▶ [選文]

....

霹靂火的鄭文華

今天把週日錄的「真情指數」拿出來看。
這次訪問的是台灣霹靂火的編劇~鄭文華先生。
我不是霹靂火的影迷,中午到燒臘店吃飯,
老闆總愛轉到三立看霹靂火,
同事、主管,也迷得跟什麼一樣。

鄭文華讓霹靂火能夠燒得通紅,絕非靠運氣。
半滿的水杯,時時充實自己。
不滿足的渴望,時時惕勵自己,
一字一句,都是挖空心思,想讓觀眾留下印象。
這是靠一點一滴的累積,而讓霹靂火爆發。

回想吃午餐的當時,聽到霹靂火的主角用台灣腔說著:
「刑素蘭用 face off 這一招,實在太惡毒了....」
我嘴裡嚼著的叉燒肉片,差點被我噴了出來。
幹~蠻好笑的,而我也中了鄭文華所埋下的圈套裡,
讓我對該劇產生了印象及偏好(不管好或壞)。

....

▶ [原始資料]
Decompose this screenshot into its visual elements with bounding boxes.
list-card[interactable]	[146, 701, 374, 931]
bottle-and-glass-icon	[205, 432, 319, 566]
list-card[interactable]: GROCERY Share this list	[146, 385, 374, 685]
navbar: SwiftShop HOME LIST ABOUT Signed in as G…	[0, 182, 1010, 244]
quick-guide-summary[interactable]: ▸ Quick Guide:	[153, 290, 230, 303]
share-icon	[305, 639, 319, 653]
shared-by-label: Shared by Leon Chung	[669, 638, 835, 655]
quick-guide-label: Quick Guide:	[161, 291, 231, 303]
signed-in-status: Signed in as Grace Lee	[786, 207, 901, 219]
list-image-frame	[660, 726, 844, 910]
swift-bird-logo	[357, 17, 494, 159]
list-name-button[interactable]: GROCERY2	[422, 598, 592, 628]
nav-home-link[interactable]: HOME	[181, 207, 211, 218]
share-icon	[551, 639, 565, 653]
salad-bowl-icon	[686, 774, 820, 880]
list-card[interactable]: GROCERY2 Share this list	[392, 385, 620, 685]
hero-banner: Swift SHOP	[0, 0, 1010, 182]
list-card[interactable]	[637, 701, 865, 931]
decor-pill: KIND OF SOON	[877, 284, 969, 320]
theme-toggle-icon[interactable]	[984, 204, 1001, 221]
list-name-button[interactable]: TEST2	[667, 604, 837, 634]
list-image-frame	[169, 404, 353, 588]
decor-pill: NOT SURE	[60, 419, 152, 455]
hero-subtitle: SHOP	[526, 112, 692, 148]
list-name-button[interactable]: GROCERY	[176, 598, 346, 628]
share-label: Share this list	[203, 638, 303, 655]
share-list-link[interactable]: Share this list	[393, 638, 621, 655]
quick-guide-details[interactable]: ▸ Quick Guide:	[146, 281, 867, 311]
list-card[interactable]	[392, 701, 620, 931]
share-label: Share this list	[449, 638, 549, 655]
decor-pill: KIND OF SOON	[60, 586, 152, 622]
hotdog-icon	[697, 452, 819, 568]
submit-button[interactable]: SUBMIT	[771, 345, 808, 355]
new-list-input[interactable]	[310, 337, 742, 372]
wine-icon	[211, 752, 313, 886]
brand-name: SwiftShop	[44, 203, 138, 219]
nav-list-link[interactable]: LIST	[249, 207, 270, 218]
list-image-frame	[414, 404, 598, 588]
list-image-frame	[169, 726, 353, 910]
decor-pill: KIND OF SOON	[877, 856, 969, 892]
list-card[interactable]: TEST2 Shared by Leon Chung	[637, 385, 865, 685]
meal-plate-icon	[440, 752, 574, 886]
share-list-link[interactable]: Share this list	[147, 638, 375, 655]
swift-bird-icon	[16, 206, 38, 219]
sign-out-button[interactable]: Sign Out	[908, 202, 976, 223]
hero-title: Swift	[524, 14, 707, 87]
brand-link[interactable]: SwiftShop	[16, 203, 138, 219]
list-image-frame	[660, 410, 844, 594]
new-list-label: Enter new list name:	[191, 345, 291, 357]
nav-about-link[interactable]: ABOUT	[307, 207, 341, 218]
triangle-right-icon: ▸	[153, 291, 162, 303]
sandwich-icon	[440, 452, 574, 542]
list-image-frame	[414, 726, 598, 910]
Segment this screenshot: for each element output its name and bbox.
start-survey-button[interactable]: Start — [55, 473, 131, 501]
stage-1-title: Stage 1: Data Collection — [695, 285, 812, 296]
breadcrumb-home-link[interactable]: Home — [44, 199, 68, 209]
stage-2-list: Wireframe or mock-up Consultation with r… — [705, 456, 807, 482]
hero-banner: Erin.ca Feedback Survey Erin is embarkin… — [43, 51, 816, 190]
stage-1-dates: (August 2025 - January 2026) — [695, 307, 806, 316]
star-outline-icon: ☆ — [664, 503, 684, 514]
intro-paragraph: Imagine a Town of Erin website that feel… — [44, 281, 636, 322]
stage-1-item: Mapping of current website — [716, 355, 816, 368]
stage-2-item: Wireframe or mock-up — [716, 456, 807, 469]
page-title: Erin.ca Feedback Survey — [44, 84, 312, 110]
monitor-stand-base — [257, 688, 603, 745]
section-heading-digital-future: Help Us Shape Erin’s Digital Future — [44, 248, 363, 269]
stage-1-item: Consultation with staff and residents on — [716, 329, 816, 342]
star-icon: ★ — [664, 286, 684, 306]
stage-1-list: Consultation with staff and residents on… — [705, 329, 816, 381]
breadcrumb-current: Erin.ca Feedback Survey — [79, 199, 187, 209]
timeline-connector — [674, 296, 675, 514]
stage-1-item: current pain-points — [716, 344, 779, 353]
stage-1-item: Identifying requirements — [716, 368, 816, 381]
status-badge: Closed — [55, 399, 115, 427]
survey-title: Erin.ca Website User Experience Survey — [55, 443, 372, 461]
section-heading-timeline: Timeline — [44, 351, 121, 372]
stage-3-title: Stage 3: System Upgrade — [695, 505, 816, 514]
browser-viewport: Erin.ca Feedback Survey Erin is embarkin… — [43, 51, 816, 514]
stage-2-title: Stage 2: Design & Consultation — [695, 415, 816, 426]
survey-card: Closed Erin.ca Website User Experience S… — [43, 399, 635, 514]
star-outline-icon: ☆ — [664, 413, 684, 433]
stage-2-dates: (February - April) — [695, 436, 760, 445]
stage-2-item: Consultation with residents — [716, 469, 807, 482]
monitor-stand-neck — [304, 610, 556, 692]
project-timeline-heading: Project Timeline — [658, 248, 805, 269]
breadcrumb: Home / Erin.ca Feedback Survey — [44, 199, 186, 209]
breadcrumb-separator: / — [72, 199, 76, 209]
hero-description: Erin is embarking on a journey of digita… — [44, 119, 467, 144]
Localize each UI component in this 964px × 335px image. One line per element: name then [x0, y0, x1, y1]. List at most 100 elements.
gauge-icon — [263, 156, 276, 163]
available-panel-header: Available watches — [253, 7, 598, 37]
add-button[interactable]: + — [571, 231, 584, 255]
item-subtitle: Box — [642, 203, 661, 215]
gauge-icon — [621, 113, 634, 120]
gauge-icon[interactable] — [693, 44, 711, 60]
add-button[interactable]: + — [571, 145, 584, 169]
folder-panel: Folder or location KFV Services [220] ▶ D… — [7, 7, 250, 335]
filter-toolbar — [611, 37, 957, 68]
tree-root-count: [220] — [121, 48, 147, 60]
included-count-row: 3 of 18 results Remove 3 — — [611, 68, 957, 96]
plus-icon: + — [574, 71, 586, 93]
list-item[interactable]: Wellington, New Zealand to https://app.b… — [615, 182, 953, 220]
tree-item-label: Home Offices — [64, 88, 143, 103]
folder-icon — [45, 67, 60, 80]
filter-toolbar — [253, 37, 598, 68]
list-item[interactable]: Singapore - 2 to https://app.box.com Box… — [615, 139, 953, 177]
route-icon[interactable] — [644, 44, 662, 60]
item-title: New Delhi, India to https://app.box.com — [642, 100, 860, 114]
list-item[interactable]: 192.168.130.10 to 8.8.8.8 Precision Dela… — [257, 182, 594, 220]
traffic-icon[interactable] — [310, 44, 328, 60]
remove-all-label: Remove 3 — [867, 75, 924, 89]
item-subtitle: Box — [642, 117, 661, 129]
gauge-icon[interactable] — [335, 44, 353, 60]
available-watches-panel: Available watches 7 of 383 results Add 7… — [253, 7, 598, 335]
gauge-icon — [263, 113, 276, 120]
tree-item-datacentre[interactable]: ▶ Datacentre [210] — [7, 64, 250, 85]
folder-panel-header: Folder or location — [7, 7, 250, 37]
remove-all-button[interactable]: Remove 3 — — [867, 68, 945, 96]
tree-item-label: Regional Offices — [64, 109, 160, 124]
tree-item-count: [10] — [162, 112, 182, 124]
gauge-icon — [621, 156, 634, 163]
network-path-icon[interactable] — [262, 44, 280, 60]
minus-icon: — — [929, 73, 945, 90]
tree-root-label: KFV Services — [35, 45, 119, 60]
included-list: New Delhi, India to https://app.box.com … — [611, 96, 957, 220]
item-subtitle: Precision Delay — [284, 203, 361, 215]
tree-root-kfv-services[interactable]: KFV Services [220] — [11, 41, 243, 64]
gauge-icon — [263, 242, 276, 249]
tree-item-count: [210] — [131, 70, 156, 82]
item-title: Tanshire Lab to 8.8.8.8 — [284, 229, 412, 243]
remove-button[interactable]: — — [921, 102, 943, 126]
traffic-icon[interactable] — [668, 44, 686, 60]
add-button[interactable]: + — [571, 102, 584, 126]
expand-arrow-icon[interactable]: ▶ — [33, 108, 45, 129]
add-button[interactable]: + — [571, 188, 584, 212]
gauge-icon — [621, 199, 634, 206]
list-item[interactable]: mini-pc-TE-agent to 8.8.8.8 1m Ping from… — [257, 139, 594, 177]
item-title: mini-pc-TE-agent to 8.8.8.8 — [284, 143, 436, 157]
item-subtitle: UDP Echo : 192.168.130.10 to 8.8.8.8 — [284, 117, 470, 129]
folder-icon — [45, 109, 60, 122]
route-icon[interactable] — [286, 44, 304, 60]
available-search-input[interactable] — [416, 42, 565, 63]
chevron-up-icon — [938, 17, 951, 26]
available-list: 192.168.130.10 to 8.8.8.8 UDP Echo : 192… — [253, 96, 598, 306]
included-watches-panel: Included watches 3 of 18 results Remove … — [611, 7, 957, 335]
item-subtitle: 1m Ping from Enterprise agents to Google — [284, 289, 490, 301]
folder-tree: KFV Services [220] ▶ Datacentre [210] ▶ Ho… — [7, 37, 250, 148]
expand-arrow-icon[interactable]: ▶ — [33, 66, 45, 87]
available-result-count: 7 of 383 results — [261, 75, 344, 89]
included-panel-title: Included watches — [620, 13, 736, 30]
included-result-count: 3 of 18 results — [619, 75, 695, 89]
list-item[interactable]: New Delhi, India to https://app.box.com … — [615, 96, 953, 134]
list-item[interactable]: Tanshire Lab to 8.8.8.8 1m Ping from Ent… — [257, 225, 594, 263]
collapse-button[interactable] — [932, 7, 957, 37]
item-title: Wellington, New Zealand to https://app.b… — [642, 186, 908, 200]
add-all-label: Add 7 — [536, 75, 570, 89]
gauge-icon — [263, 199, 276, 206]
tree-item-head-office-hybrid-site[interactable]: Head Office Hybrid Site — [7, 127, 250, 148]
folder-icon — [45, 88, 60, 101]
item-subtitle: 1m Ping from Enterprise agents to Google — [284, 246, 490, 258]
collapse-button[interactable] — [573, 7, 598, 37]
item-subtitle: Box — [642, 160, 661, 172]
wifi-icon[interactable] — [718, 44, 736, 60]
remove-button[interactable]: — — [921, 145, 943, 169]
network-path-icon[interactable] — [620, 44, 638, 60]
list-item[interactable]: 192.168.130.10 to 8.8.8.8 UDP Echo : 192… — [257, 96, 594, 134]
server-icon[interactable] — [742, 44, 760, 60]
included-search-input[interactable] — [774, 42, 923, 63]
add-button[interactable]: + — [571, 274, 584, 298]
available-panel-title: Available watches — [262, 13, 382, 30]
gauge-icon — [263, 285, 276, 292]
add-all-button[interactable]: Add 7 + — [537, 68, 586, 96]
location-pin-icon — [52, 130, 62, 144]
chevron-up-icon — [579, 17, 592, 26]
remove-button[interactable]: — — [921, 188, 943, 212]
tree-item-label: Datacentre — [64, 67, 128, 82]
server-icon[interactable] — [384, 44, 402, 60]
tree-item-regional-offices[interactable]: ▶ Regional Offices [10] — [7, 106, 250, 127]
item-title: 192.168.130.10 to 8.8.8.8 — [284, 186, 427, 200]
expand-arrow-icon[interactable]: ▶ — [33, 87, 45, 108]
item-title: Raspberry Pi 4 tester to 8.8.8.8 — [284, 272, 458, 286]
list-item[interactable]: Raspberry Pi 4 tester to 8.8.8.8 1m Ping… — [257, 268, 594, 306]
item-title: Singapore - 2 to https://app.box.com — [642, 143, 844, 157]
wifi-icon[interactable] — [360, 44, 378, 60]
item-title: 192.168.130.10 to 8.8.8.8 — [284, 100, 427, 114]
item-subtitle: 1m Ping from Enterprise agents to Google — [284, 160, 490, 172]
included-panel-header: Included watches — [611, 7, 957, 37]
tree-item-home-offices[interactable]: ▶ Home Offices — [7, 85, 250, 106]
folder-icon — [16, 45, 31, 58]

....

▶ [任務說明]
- 1) 在這篇談霹靂火編劇鄭文華的選文裡,作者週日錄下的是哪個節目?
- 2) 這篇談霹靂火編劇鄭文華的短文停在最後一句,從那句之後接著寫下去。

▶ [輸出結果]
- 1) 「真情指數」。

- 2)
「電視劇,本來就是一堆垃圾,就像零食,吃完了就算了。」
「看完霹靂火,你如果有在裡面學到一些東西,那是你自己悟到的」
「小孩看霹靂火就說學壞,難道其他電視劇裡面每個都是好人嗎?」

鄭文華,我記住你了。

天下第一清官

今天,GTV 28 台的「天下第一清官」終於播完結篇了。
之前是因為吃飯時,跟著看「神醫喜來樂」,而喜歡上李保田的演技。
或許有人會覺得李保田的演技稍嫌誇張,
但我總愛他說話的抑揚頓挫,讓我很來勁兒。

天下第一清官,全劇就環繞在一樁「江南科考弊案」,
裡面的灑狗血劇情,直逼台灣的電視劇,總讓我和蔡頭恨得牙癢癢的。
但裡面的對白(或許是大陸的地方土話),卻總是讓我回味再三。
原本,我以為劇中的江蘇巡撫「張伯行」,是一個虛擬杜撰的人物,
沒想到,上奇摩查詢了一下,歷史上真的「張伯行」這號人物,
但也毀譽參半,不過,在這世上,有幾個是善惡黑白能徹底分明的人?

「妳最近幹嘛開始跑步」轉頭問了蔡頭。
「人家變胖胖了」蔡頭含糊地說著
「我不覺得妳胖」我試圖安慰蔡頭
「我的目標是維持在 55 公斤,所以我要每天練跑」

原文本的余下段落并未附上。